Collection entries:
:::::

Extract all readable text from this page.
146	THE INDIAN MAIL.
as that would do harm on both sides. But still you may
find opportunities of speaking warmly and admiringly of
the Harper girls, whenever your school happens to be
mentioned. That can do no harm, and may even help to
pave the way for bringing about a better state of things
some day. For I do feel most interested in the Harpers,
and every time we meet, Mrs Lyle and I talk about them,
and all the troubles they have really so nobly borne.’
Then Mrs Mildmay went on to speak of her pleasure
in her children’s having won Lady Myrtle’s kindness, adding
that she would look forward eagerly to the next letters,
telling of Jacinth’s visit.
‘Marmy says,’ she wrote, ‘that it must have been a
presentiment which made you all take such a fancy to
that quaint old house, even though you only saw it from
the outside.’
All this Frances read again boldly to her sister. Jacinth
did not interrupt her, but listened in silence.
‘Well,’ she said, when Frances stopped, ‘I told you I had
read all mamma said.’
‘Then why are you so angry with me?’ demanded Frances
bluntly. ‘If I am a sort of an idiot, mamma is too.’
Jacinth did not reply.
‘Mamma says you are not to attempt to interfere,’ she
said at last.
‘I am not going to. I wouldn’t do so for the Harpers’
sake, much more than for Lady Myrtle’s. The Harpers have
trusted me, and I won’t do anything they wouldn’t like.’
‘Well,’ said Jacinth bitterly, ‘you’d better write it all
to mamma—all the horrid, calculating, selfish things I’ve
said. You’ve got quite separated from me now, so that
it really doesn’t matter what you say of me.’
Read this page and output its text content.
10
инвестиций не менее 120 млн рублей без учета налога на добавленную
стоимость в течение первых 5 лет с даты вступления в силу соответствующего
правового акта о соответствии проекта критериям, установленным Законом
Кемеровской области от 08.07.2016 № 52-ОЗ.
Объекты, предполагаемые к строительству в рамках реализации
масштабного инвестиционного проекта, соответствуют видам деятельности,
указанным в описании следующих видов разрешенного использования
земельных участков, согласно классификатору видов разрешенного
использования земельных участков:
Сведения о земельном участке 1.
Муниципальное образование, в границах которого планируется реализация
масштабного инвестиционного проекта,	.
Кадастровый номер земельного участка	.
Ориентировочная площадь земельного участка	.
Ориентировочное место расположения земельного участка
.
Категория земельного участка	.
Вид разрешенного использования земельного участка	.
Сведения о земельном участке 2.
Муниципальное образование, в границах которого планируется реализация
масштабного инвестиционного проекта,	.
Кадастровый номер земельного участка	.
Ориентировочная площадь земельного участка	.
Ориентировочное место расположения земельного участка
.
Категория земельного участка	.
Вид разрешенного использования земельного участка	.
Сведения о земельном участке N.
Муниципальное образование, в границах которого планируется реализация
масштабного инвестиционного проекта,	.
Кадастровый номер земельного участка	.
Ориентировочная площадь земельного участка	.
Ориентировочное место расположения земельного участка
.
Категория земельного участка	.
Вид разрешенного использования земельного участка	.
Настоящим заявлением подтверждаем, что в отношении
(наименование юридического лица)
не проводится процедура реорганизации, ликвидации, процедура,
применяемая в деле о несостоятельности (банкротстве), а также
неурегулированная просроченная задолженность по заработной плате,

:::::

EXERCISE DIRECTIONS: From the entries above, collect every line with the string "Jacinth" in it.

IN RESPONSE:
telling of Jacinth’s visit.
All this Frances read again boldly to her sister. Jacinth
Jacinth did not reply.
‘Well,’ said Jacinth bitterly, ‘you’d better write it all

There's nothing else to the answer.